- _Brief_
Go through the material below and count the lines with the string "другое"; the number is the whole answer.

- _Dataset records_
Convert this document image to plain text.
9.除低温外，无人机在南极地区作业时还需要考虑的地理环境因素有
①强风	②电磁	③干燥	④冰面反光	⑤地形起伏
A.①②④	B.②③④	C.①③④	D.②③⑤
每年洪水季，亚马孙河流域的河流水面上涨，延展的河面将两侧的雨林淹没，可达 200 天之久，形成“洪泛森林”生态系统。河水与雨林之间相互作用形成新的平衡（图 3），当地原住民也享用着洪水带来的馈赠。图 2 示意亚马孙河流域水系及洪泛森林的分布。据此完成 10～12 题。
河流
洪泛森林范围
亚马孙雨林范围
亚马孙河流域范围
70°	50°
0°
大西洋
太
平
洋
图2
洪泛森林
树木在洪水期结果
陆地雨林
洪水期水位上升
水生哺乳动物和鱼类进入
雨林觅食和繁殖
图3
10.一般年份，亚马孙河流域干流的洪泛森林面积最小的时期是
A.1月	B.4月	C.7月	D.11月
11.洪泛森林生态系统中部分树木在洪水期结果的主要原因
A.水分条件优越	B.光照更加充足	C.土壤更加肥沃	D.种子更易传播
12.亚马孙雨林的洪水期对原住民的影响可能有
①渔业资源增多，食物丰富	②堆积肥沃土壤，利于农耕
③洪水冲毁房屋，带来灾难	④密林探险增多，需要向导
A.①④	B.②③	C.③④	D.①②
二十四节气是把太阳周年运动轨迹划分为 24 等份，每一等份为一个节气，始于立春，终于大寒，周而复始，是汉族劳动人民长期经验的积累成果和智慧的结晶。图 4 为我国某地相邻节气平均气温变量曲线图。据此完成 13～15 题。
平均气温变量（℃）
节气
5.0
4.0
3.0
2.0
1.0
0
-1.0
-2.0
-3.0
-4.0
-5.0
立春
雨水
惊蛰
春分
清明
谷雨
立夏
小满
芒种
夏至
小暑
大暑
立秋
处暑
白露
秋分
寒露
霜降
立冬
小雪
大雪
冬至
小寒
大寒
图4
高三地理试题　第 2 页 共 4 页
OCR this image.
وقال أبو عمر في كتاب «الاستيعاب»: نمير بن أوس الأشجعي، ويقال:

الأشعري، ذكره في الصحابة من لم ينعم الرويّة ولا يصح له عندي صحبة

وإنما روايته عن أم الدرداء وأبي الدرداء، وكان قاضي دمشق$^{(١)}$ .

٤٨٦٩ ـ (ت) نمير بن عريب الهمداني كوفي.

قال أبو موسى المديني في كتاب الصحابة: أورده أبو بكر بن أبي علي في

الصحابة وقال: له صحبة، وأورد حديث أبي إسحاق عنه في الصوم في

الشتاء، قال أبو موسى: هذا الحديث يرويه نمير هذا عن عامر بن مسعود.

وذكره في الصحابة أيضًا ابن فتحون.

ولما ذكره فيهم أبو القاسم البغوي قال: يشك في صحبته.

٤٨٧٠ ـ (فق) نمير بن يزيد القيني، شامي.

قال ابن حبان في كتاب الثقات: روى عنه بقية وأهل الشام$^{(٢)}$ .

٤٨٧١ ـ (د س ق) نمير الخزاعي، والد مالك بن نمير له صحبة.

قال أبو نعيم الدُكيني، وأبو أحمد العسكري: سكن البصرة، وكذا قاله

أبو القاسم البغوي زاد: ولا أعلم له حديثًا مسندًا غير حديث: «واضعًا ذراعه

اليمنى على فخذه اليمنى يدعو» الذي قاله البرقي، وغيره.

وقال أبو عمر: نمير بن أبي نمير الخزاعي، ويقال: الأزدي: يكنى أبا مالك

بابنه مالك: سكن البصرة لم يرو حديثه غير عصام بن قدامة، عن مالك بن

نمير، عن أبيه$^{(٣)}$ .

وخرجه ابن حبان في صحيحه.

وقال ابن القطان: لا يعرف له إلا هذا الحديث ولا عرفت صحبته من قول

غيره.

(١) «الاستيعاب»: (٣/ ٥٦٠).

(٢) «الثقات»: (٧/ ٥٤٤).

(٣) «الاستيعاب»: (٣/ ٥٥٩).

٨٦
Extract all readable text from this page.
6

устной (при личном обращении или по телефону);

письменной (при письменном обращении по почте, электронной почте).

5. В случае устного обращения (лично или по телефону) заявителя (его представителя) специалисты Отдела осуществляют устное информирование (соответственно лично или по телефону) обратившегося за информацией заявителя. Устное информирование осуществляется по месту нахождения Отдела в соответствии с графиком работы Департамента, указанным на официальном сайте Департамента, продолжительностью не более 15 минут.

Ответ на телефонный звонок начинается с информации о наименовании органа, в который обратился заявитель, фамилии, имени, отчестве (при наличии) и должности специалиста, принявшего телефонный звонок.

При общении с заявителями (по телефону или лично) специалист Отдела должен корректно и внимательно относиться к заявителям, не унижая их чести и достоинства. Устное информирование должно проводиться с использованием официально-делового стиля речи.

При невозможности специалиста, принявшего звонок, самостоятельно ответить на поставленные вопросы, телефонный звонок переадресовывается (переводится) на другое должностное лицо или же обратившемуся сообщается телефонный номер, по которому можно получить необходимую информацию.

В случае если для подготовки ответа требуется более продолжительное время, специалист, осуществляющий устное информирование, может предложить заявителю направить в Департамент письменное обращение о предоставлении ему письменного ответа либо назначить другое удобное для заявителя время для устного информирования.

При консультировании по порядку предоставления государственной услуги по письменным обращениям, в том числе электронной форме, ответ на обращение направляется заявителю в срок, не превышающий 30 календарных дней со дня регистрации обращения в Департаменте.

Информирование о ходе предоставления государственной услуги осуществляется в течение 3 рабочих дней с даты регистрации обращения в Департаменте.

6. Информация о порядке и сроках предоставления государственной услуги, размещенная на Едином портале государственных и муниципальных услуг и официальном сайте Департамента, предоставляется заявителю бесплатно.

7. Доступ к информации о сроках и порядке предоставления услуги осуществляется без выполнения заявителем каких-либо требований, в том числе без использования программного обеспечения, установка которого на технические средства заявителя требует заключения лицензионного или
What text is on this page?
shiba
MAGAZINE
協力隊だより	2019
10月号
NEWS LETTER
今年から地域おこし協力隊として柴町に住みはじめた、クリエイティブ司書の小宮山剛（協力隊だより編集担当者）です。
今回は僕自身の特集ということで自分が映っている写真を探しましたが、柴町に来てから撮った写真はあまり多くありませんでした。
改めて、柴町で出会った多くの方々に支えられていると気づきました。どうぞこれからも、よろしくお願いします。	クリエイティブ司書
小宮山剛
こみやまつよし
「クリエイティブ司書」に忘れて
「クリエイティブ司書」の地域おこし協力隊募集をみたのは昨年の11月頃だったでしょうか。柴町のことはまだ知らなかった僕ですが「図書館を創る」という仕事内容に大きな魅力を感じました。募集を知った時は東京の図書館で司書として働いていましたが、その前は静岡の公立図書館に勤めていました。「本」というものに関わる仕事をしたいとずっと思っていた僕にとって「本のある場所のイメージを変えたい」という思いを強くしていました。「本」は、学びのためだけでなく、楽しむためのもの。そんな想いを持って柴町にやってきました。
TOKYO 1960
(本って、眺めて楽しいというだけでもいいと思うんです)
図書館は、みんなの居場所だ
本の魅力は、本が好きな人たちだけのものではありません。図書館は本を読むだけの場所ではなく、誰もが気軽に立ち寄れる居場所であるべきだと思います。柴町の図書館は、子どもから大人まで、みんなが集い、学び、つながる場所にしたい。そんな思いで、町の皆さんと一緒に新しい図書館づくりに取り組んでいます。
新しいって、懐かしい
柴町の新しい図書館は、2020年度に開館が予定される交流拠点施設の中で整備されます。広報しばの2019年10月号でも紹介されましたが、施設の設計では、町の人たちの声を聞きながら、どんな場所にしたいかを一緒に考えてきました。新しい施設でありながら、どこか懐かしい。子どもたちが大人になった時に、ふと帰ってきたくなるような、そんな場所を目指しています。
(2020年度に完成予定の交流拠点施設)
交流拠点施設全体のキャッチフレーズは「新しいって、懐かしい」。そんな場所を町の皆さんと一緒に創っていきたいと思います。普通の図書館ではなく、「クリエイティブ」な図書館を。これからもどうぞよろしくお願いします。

- _Task output_
2